- _INSTRUCTIES BIJ OPDRACHT_: Schrijf alle onderstaande rijen ongewijzigd over.

(Opgeslagen vermeldingen)
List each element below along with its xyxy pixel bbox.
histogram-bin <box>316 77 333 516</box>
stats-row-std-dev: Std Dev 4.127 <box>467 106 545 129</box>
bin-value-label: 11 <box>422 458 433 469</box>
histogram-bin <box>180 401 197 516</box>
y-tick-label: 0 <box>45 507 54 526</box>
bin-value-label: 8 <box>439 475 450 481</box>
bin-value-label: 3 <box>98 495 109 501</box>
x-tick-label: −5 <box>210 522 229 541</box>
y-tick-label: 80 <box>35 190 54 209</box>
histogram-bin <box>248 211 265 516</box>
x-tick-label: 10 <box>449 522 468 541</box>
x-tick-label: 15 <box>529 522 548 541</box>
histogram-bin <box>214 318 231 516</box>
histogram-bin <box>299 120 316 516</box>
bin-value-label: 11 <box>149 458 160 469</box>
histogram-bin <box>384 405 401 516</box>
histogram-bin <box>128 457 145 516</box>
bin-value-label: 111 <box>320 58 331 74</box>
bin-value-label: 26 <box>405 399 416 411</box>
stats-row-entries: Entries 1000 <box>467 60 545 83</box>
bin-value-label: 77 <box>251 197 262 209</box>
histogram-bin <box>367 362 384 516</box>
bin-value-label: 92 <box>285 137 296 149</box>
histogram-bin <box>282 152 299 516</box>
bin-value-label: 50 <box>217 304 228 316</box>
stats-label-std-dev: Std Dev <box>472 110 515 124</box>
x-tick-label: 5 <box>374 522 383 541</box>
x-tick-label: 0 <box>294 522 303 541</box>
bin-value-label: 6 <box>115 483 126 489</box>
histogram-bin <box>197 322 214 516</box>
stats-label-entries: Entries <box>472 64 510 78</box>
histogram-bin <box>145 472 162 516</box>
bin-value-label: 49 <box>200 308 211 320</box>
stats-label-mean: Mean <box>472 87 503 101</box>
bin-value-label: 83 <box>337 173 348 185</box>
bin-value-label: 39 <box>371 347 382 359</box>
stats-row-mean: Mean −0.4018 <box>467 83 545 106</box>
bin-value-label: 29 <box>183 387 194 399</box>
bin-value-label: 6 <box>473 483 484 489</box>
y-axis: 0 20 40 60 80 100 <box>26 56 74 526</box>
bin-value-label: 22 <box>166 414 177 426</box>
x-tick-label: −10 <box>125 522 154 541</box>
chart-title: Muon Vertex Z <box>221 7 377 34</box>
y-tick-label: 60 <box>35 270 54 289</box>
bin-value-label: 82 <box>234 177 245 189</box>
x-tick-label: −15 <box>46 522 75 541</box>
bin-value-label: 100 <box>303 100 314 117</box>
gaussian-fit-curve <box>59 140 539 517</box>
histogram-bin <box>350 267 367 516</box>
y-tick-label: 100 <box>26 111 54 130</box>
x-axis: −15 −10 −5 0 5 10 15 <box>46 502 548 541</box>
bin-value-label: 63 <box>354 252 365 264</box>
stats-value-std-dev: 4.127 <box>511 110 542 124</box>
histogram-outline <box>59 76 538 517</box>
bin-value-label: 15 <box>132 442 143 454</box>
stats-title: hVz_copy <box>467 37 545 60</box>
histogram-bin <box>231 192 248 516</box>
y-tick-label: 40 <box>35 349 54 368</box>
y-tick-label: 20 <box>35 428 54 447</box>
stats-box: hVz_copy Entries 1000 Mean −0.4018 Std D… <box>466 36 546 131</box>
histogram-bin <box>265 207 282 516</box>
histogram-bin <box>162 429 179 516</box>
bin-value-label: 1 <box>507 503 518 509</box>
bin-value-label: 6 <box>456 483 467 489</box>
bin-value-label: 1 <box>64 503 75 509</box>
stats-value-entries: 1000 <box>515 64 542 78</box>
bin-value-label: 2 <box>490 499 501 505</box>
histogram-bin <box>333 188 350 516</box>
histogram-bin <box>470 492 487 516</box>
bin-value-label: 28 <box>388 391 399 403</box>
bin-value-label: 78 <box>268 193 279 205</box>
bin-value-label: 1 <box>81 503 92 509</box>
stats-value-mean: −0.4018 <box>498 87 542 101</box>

- _UITWERKING OPGAVE_:
List each element below along with its xyxy pixel bbox.
histogram-bin <box>316 77 333 516</box>
stats-row-std-dev: Std Dev 4.127 <box>467 106 545 129</box>
bin-value-label: 11 <box>422 458 433 469</box>
histogram-bin <box>180 401 197 516</box>
y-tick-label: 0 <box>45 507 54 526</box>
bin-value-label: 8 <box>439 475 450 481</box>
bin-value-label: 3 <box>98 495 109 501</box>
x-tick-label: −5 <box>210 522 229 541</box>
y-tick-label: 80 <box>35 190 54 209</box>
histogram-bin <box>248 211 265 516</box>
x-tick-label: 10 <box>449 522 468 541</box>
x-tick-label: 15 <box>529 522 548 541</box>
histogram-bin <box>214 318 231 516</box>
histogram-bin <box>299 120 316 516</box>
bin-value-label: 11 <box>149 458 160 469</box>
histogram-bin <box>384 405 401 516</box>
histogram-bin <box>128 457 145 516</box>
bin-value-label: 111 <box>320 58 331 74</box>
bin-value-label: 26 <box>405 399 416 411</box>
stats-row-entries: Entries 1000 <box>467 60 545 83</box>
bin-value-label: 77 <box>251 197 262 209</box>
histogram-bin <box>367 362 384 516</box>
bin-value-label: 92 <box>285 137 296 149</box>
histogram-bin <box>282 152 299 516</box>
bin-value-label: 50 <box>217 304 228 316</box>
stats-label-std-dev: Std Dev <box>472 110 515 124</box>
x-tick-label: 5 <box>374 522 383 541</box>
x-tick-label: 0 <box>294 522 303 541</box>
bin-value-label: 6 <box>115 483 126 489</box>
histogram-bin <box>197 322 214 516</box>
stats-label-entries: Entries <box>472 64 510 78</box>
histogram-bin <box>145 472 162 516</box>
bin-value-label: 49 <box>200 308 211 320</box>
stats-label-mean: Mean <box>472 87 503 101</box>
bin-value-label: 83 <box>337 173 348 185</box>
bin-value-label: 39 <box>371 347 382 359</box>
stats-row-mean: Mean −0.4018 <box>467 83 545 106</box>
bin-value-label: 29 <box>183 387 194 399</box>
bin-value-label: 6 <box>473 483 484 489</box>
y-axis: 0 20 40 60 80 100 <box>26 56 74 526</box>
bin-value-label: 22 <box>166 414 177 426</box>
x-tick-label: −10 <box>125 522 154 541</box>
chart-title: Muon Vertex Z <box>221 7 377 34</box>
y-tick-label: 60 <box>35 270 54 289</box>
bin-value-label: 82 <box>234 177 245 189</box>
x-tick-label: −15 <box>46 522 75 541</box>
bin-value-label: 100 <box>303 100 314 117</box>
gaussian-fit-curve <box>59 140 539 517</box>
histogram-bin <box>350 267 367 516</box>
y-tick-label: 100 <box>26 111 54 130</box>
x-axis: −15 −10 −5 0 5 10 15 <box>46 502 548 541</box>
bin-value-label: 63 <box>354 252 365 264</box>
stats-value-std-dev: 4.127 <box>511 110 542 124</box>
histogram-outline <box>59 76 538 517</box>
bin-value-label: 15 <box>132 442 143 454</box>
stats-title: hVz_copy <box>467 37 545 60</box>
histogram-bin <box>231 192 248 516</box>
y-tick-label: 40 <box>35 349 54 368</box>
y-tick-label: 20 <box>35 428 54 447</box>
stats-box: hVz_copy Entries 1000 Mean −0.4018 Std D… <box>466 36 546 131</box>
histogram-bin <box>265 207 282 516</box>
histogram-bin <box>162 429 179 516</box>
bin-value-label: 1 <box>507 503 518 509</box>
bin-value-label: 6 <box>456 483 467 489</box>
bin-value-label: 1 <box>64 503 75 509</box>
stats-value-entries: 1000 <box>515 64 542 78</box>
bin-value-label: 2 <box>490 499 501 505</box>
histogram-bin <box>333 188 350 516</box>
histogram-bin <box>470 492 487 516</box>
bin-value-label: 28 <box>388 391 399 403</box>
bin-value-label: 78 <box>268 193 279 205</box>
bin-value-label: 1 <box>81 503 92 509</box>
stats-value-mean: −0.4018 <box>498 87 542 101</box>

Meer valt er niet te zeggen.